In the material below, list every line carrying the string "data".

[Begin]

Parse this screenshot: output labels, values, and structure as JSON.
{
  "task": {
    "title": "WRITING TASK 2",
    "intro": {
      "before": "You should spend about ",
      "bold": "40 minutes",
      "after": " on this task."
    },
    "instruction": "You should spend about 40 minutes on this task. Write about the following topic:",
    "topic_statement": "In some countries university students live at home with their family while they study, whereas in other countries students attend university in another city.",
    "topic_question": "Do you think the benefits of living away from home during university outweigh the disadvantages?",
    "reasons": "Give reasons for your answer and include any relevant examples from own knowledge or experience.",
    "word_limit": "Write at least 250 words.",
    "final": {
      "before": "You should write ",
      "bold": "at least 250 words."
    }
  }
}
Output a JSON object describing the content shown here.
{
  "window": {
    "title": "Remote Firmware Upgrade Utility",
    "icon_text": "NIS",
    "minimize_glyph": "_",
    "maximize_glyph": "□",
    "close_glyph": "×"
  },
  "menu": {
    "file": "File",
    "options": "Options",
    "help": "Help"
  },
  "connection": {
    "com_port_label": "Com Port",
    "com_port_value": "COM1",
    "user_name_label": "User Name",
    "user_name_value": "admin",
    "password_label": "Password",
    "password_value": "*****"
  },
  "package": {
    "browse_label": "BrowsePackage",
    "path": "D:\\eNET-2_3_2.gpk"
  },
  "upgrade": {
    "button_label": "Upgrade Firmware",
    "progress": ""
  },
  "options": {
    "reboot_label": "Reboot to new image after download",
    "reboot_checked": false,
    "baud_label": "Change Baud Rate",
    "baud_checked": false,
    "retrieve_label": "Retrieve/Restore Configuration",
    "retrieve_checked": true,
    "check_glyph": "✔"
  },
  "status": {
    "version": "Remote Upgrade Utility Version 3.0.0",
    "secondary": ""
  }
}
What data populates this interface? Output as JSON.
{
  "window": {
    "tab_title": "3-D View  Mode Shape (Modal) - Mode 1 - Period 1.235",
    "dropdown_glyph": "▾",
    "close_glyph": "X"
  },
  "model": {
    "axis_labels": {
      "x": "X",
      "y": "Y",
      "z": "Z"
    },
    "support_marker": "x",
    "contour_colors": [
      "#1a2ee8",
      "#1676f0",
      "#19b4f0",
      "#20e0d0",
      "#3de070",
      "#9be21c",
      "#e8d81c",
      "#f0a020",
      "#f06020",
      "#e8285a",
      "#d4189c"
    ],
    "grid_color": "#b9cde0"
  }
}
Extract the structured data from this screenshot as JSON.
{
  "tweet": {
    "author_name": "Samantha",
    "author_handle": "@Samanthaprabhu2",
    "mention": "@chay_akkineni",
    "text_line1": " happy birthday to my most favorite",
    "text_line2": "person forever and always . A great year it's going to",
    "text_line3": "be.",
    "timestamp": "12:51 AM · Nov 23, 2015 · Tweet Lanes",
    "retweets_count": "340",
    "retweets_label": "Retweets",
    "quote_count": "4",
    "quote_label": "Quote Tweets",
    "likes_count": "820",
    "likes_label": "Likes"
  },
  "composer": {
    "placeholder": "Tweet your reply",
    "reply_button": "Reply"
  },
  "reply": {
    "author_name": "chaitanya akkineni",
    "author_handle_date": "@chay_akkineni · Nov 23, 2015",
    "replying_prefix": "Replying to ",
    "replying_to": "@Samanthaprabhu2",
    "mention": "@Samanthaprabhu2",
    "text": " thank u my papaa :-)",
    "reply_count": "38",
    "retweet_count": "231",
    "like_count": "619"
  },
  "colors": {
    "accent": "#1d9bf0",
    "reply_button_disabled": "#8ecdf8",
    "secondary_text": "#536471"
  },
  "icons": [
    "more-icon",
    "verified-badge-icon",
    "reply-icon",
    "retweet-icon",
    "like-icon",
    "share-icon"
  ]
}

[End]

→ Response:
What data populates this interface? Output as JSON.
Extract the structured data from this screenshot as JSON.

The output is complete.